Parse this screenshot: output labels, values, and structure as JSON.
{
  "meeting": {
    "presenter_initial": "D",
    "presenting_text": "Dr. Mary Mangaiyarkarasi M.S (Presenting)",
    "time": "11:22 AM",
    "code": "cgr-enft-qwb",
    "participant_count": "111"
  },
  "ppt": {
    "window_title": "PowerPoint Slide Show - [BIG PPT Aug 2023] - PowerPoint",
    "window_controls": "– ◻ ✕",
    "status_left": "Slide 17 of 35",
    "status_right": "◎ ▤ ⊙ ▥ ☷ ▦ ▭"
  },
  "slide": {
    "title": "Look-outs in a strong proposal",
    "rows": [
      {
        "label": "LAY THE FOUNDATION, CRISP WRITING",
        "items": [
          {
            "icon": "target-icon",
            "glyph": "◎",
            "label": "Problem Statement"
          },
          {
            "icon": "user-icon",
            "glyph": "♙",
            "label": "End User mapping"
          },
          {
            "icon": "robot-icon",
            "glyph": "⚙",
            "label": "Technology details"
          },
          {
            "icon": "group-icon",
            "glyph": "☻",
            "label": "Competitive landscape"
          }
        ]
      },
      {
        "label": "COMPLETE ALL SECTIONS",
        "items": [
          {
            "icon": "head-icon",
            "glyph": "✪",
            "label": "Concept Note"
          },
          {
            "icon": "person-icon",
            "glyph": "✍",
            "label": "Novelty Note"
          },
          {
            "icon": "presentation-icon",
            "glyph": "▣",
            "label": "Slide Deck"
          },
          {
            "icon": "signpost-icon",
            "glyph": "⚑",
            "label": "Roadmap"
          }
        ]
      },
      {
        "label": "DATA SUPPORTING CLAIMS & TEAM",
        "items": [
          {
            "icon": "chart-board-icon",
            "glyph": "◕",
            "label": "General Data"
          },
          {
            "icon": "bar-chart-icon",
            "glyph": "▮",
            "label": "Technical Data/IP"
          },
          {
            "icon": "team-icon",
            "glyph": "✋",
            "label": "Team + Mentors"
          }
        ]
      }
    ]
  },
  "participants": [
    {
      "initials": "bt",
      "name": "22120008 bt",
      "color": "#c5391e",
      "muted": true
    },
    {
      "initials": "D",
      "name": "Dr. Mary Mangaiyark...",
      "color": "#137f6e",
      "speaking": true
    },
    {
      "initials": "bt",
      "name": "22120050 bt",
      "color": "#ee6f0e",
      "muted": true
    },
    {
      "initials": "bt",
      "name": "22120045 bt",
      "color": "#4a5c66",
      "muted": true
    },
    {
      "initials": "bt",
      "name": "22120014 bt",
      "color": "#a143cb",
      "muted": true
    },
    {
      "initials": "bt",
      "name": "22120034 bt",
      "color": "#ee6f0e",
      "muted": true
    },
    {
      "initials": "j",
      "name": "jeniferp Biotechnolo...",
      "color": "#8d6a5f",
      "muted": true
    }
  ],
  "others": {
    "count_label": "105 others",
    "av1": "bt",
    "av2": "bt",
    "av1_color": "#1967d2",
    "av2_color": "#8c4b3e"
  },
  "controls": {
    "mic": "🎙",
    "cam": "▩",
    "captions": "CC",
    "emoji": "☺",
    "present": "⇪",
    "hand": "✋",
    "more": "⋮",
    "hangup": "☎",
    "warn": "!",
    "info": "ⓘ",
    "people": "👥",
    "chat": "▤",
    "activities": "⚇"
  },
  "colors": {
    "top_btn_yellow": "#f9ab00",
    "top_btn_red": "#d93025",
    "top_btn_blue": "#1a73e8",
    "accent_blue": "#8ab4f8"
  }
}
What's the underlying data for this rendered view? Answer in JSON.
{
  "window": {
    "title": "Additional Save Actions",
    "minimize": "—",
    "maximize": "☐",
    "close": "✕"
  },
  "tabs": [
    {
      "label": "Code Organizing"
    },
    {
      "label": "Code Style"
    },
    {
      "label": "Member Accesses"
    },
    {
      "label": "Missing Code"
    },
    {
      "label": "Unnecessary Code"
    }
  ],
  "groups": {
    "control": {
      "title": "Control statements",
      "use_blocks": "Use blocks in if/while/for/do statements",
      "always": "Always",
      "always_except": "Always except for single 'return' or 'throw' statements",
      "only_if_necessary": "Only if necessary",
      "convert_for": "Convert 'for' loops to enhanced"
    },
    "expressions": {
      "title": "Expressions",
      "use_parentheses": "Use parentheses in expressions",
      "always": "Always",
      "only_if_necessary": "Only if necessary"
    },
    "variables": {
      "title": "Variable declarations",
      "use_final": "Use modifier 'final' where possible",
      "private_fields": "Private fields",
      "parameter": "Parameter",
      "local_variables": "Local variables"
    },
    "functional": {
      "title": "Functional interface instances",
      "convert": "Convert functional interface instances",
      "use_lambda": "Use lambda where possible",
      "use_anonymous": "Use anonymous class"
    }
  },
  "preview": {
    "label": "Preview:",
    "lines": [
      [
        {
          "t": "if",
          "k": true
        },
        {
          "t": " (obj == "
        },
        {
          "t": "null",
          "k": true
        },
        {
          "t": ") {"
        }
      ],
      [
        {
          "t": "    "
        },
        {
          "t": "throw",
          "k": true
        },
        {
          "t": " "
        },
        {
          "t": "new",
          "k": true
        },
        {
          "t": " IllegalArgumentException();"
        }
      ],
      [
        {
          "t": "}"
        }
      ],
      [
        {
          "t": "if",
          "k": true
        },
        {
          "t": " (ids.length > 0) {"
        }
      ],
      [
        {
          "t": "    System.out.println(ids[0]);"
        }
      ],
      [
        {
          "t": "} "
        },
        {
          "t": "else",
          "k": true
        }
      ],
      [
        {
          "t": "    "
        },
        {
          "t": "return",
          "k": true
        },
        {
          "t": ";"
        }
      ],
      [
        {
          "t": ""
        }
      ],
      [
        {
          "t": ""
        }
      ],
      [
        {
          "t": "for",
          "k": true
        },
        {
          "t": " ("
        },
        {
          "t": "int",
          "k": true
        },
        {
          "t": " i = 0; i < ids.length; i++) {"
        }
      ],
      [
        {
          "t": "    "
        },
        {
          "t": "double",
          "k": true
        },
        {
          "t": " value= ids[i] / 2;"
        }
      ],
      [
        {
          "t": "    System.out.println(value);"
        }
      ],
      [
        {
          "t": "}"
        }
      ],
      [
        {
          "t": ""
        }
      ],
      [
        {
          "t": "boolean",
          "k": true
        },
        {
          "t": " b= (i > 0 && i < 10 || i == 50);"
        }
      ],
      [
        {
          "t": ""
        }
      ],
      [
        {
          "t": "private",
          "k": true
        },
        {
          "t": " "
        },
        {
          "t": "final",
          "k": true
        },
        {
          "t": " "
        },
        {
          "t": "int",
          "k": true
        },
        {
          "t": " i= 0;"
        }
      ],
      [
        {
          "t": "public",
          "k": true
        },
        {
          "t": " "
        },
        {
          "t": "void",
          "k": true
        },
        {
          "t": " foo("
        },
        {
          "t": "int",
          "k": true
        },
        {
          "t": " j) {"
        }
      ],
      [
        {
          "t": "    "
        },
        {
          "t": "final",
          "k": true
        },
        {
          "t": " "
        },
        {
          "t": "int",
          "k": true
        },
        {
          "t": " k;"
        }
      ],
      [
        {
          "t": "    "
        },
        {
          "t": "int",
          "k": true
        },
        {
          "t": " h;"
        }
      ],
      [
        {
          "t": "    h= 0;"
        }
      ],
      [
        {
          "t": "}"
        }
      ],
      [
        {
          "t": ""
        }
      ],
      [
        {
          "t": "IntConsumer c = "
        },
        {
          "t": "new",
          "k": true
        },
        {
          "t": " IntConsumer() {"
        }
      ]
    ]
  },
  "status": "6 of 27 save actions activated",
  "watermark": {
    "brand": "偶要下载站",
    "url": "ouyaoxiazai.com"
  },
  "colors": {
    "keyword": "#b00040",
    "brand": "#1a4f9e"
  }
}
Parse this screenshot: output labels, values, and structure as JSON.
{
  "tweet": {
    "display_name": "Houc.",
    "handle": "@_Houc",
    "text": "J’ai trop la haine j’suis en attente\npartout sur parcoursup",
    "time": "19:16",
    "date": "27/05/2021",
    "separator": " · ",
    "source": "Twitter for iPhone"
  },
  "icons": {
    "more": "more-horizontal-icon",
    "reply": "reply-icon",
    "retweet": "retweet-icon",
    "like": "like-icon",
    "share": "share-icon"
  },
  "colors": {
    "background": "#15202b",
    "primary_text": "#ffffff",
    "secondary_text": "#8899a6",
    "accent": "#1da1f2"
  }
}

========

Your objective: Select every line where the word "possible" occurs.

Written response:
      "use_final": "Use modifier 'final' where possible",
      "use_lambda": "Use lambda where possible",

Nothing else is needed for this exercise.